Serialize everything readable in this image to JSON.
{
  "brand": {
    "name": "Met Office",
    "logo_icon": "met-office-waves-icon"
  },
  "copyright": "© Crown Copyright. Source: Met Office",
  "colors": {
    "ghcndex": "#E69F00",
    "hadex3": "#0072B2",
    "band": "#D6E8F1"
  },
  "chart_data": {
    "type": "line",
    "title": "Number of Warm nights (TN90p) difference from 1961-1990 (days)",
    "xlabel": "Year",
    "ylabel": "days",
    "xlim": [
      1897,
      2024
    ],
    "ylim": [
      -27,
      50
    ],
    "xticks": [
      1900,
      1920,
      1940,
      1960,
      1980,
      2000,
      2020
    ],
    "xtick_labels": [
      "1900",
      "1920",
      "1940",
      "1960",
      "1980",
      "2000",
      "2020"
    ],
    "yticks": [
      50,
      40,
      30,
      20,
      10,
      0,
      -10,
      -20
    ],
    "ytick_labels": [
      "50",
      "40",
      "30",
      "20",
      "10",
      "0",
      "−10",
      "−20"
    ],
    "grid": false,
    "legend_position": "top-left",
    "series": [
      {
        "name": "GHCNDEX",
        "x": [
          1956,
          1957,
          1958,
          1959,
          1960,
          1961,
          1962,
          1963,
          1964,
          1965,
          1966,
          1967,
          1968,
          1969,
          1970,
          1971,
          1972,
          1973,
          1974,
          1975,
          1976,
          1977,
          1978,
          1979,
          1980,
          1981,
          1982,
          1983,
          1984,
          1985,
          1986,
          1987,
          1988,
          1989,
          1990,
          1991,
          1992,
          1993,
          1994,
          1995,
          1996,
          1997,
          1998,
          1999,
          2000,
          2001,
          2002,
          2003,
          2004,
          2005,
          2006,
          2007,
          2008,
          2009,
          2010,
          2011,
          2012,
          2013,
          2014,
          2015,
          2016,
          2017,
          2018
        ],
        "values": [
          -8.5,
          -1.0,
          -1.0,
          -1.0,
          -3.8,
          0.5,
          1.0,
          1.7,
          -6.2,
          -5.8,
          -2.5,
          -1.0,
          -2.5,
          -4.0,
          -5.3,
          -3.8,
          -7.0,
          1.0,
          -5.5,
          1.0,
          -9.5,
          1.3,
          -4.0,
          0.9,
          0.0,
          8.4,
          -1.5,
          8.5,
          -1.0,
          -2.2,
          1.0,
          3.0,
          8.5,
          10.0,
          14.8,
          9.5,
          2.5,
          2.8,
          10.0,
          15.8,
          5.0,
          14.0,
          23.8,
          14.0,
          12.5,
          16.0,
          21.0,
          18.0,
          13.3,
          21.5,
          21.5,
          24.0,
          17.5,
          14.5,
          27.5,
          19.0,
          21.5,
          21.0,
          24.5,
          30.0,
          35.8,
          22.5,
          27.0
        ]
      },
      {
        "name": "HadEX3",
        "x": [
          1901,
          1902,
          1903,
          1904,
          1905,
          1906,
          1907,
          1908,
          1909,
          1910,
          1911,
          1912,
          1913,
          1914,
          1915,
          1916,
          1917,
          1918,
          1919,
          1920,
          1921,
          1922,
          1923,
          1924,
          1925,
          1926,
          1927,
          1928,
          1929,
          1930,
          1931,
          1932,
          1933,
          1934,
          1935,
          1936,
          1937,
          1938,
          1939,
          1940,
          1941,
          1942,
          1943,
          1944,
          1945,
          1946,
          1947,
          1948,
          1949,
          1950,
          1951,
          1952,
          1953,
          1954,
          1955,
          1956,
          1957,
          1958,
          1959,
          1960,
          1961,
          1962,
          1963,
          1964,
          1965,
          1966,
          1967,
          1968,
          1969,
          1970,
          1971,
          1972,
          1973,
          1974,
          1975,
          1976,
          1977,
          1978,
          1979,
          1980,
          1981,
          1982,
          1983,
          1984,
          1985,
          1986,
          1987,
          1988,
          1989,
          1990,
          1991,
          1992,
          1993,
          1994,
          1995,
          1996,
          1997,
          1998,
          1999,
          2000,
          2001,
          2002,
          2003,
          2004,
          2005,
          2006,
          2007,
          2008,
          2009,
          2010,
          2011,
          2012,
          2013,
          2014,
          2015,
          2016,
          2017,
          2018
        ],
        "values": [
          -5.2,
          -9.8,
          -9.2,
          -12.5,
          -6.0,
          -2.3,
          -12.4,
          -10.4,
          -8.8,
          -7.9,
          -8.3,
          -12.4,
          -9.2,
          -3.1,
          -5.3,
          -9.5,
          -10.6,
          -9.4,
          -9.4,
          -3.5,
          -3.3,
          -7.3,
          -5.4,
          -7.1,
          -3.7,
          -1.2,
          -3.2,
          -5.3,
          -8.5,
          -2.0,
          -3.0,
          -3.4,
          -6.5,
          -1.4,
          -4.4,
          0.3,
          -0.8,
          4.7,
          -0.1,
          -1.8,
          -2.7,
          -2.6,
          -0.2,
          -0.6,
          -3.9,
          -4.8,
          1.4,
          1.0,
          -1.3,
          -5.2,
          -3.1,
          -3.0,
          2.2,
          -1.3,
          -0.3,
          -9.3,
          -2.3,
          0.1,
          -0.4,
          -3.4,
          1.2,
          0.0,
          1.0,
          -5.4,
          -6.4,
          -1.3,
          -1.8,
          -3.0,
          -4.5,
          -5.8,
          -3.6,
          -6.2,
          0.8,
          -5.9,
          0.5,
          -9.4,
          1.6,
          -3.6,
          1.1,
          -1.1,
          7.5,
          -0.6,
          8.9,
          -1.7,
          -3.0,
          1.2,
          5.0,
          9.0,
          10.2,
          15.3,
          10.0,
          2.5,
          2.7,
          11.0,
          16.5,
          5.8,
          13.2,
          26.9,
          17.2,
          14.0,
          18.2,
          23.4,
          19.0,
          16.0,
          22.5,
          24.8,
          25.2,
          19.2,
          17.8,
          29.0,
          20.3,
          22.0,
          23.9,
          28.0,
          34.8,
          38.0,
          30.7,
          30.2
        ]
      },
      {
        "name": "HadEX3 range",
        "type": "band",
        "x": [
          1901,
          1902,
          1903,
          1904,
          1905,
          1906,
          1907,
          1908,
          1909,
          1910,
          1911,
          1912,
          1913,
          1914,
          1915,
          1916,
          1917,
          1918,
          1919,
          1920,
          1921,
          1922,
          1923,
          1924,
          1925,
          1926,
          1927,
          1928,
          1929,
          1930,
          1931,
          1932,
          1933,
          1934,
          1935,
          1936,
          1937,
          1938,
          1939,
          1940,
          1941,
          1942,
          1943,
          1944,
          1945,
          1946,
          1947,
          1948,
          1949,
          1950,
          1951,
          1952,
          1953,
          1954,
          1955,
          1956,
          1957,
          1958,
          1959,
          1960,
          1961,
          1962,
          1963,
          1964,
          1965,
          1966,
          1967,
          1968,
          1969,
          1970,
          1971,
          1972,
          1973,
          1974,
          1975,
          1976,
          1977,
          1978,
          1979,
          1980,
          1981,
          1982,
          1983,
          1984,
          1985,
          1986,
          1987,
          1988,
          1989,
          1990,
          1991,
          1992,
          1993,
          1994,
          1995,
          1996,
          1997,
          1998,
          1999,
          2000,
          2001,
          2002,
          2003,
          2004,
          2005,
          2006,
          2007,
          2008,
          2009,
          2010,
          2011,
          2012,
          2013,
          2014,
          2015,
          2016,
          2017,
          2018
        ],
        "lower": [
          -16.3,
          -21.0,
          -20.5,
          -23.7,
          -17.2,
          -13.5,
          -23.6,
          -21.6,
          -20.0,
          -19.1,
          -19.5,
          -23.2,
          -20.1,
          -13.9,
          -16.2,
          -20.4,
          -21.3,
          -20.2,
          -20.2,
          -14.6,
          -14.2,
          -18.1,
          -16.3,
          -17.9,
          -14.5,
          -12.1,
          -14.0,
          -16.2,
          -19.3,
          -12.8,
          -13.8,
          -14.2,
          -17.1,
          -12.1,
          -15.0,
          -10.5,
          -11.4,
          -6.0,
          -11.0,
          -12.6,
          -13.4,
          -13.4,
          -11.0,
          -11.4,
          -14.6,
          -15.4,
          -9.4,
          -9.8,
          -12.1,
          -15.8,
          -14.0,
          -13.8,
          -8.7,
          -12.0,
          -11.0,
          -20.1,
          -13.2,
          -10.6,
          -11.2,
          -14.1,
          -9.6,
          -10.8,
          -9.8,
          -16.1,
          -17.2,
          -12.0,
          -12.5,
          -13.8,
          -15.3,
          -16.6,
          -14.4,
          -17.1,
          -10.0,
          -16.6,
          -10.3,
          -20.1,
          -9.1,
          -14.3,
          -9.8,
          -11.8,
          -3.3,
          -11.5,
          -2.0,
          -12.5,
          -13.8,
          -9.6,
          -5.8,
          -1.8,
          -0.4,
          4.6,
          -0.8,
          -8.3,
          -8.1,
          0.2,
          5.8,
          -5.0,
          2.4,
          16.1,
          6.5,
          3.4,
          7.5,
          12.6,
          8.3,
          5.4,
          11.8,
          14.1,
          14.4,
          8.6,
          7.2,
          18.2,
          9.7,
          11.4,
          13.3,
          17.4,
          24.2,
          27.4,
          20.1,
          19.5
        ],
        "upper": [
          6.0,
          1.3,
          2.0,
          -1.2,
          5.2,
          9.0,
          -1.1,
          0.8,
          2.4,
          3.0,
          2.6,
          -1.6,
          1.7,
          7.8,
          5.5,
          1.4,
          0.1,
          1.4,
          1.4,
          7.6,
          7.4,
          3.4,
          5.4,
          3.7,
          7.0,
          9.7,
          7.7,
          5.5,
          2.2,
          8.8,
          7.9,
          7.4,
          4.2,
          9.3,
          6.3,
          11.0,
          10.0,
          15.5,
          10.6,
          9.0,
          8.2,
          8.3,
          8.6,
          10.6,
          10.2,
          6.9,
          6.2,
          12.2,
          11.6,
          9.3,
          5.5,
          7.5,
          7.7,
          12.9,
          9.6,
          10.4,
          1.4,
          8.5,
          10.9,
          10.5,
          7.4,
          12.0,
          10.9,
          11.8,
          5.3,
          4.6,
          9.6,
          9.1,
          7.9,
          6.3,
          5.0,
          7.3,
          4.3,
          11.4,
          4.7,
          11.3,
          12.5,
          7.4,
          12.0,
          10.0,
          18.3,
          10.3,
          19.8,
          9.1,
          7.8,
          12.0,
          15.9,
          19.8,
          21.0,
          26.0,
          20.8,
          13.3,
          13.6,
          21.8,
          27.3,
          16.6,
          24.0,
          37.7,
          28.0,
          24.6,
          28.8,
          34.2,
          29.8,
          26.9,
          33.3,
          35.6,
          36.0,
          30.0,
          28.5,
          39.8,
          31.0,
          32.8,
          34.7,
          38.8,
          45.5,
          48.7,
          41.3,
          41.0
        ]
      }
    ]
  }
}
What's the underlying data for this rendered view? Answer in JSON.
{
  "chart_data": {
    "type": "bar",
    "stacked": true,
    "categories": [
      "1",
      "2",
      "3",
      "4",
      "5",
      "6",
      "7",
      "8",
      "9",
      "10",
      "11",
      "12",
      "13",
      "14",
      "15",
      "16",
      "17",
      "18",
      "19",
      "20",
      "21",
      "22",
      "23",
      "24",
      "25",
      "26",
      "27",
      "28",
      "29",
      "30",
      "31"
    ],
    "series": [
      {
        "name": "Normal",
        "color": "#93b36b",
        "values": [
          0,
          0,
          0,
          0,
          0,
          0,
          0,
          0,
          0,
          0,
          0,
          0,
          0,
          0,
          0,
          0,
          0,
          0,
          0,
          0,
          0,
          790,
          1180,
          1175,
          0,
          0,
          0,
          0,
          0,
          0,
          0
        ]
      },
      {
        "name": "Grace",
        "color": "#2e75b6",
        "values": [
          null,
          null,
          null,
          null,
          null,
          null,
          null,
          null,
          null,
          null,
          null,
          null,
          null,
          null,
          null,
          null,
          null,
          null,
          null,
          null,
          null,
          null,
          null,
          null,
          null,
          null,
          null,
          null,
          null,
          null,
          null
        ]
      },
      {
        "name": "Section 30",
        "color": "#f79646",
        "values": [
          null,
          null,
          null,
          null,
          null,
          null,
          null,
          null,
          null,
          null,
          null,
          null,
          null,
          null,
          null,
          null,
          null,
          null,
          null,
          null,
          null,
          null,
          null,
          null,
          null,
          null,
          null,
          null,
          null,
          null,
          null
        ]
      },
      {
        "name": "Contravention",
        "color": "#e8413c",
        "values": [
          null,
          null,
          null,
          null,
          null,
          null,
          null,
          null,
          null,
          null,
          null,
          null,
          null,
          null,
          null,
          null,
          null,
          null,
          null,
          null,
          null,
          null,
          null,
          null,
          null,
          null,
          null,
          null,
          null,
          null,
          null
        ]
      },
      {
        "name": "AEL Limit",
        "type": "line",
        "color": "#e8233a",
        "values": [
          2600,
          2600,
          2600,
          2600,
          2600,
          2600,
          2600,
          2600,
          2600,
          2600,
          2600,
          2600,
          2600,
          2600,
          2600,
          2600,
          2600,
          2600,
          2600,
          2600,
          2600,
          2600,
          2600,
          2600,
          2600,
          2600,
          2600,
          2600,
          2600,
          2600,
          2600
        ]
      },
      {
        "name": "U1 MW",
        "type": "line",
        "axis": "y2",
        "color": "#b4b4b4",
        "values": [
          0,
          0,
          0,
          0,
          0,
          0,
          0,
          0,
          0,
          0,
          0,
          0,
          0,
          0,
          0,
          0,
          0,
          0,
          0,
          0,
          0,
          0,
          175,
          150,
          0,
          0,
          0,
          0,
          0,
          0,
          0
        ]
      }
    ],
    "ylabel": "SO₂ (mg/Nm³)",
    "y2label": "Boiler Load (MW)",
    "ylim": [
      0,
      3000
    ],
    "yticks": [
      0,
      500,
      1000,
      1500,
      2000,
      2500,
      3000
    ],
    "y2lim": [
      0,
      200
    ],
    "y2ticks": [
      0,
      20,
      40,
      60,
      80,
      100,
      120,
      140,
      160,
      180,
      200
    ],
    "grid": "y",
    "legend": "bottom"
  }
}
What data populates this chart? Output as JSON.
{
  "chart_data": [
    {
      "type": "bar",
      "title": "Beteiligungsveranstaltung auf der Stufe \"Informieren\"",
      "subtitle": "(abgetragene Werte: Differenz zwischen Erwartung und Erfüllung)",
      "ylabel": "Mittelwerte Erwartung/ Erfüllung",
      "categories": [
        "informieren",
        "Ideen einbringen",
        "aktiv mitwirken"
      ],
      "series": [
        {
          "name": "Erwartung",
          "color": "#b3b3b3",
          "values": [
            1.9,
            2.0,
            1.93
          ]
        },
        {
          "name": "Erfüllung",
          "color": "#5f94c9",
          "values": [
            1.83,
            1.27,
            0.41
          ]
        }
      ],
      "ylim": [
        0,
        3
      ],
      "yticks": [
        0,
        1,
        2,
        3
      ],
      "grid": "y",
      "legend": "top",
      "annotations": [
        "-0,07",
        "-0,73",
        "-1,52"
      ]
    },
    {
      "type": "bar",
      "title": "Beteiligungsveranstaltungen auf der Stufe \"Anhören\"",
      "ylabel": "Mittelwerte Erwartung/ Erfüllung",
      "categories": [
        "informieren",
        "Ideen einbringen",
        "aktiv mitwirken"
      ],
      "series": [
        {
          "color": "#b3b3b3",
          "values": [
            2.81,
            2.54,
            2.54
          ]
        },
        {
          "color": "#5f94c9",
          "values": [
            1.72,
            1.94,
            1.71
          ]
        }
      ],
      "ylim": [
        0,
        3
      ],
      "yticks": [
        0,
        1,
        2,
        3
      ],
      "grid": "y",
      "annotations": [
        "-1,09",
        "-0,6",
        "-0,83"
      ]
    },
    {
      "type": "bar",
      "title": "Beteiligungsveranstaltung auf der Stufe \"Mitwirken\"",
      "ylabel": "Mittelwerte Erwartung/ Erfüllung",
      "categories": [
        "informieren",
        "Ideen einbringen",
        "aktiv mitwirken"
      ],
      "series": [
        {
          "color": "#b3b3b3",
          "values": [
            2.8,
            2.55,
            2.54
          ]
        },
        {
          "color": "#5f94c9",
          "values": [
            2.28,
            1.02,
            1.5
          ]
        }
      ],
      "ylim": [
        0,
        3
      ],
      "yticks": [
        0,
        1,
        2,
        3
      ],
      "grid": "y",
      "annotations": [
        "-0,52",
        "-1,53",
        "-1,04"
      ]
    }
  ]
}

_ _ _

> **Directions**
Show all lines above holding "this".

> **Solution below**
Serialize everything readable in this image to JSON.
What's the underlying data for this rendered view? Answer in JSON.
What data populates this chart? Output as JSON.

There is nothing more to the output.